Pull out every line below that contains the string "curves", matching uppercase and lowercase exactly.

══ AVAILABLE DATA

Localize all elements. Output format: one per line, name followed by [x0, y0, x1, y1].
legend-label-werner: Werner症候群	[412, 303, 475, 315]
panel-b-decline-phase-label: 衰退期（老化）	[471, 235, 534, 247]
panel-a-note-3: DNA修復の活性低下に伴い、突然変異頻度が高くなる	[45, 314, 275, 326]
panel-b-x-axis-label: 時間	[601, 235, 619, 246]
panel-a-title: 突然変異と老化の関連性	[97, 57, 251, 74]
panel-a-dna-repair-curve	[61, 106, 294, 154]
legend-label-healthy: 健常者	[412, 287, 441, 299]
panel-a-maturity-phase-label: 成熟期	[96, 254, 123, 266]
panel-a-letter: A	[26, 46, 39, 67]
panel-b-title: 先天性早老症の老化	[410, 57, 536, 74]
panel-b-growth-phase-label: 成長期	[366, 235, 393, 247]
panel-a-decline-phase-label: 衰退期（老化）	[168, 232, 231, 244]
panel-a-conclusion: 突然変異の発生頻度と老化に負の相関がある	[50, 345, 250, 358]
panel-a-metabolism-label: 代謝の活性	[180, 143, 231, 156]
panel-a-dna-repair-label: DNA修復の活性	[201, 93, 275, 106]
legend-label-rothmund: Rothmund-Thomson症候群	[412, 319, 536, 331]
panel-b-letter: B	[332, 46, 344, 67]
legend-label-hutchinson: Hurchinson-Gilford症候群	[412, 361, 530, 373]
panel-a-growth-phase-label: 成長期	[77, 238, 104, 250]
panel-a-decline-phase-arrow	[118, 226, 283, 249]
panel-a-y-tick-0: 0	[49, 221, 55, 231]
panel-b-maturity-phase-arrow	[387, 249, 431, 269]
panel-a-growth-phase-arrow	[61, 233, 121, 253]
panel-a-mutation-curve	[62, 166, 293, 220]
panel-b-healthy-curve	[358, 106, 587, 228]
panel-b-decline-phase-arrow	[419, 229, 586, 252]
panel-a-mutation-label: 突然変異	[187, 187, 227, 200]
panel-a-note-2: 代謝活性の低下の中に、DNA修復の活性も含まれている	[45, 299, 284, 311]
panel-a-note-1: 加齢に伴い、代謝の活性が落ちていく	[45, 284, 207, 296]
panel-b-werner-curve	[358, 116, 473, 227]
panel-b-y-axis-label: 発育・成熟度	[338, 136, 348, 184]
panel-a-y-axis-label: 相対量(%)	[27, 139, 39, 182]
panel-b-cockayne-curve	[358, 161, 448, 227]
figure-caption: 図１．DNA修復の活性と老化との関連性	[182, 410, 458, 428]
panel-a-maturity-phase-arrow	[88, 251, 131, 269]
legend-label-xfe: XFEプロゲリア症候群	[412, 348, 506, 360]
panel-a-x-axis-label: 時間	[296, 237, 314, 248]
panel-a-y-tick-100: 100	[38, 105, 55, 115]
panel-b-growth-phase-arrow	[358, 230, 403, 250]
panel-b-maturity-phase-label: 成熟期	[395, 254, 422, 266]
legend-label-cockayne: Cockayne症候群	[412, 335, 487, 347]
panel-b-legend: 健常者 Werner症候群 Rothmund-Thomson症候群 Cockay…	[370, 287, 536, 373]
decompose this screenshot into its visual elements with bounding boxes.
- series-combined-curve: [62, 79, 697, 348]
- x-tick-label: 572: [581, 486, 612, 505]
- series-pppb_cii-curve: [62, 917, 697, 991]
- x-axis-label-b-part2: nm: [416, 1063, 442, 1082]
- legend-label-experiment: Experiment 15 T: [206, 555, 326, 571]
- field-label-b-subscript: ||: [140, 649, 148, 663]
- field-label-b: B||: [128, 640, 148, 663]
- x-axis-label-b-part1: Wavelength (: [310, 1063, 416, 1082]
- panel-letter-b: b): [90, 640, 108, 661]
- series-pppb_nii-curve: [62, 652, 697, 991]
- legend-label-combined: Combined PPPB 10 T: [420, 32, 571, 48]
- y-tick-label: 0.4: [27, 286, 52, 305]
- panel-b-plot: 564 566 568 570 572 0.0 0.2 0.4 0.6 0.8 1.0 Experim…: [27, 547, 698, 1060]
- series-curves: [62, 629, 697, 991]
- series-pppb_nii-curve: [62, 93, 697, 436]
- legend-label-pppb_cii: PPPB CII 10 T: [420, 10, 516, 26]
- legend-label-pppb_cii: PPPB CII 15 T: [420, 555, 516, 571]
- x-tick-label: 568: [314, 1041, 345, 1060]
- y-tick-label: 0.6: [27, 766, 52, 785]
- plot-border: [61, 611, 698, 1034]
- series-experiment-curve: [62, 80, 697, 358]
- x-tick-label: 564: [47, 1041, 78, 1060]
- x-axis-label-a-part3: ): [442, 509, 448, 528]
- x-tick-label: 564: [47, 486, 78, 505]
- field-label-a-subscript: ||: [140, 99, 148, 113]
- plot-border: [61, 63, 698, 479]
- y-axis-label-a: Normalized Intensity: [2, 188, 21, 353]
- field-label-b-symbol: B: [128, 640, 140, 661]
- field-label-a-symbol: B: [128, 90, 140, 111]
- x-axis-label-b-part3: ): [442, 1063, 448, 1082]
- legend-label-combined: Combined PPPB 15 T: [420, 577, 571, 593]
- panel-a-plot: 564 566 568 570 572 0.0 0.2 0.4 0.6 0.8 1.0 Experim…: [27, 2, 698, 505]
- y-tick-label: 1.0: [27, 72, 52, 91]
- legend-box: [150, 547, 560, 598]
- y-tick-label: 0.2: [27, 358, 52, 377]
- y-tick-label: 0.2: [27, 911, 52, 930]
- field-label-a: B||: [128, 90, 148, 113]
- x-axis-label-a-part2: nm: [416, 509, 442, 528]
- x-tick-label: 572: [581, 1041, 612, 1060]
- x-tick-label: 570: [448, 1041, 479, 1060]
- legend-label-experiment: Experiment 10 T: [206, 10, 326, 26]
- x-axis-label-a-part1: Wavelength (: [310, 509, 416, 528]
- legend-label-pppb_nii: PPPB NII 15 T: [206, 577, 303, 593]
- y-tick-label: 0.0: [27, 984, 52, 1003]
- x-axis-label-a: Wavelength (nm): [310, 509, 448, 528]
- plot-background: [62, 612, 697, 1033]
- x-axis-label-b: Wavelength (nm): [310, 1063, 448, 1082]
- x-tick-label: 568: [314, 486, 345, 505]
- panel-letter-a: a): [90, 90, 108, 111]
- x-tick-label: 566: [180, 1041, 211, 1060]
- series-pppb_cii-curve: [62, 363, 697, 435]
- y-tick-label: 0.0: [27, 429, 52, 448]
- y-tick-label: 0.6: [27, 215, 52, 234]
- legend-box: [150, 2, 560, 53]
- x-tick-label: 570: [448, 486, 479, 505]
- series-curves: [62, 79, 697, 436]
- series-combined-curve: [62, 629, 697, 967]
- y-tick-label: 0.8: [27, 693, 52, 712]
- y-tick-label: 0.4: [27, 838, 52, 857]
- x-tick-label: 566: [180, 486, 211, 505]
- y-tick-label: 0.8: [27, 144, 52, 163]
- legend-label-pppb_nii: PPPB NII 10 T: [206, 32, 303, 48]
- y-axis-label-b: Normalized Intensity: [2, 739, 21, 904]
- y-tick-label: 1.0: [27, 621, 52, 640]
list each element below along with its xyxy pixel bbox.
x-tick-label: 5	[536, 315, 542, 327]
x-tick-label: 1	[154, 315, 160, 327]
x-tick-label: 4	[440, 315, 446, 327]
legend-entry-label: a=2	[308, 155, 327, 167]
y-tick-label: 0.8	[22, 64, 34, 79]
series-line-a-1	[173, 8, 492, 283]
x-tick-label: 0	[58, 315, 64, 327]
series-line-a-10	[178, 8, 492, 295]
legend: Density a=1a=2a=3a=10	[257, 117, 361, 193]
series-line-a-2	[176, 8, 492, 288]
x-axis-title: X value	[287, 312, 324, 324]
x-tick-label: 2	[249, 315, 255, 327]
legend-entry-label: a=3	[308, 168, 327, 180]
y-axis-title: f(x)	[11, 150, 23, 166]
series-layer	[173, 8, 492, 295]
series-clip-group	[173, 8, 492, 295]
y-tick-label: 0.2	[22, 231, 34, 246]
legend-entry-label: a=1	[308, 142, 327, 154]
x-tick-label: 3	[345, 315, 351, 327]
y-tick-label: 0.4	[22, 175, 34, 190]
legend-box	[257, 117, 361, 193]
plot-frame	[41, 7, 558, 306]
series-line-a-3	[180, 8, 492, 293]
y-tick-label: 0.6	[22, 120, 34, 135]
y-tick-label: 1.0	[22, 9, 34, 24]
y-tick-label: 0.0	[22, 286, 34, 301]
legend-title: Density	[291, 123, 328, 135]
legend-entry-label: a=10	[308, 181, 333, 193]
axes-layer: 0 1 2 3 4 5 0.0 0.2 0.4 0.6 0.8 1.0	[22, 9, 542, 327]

════

_REPLY_
- series-curves: [62, 629, 697, 991]
- series-curves: [62, 79, 697, 436]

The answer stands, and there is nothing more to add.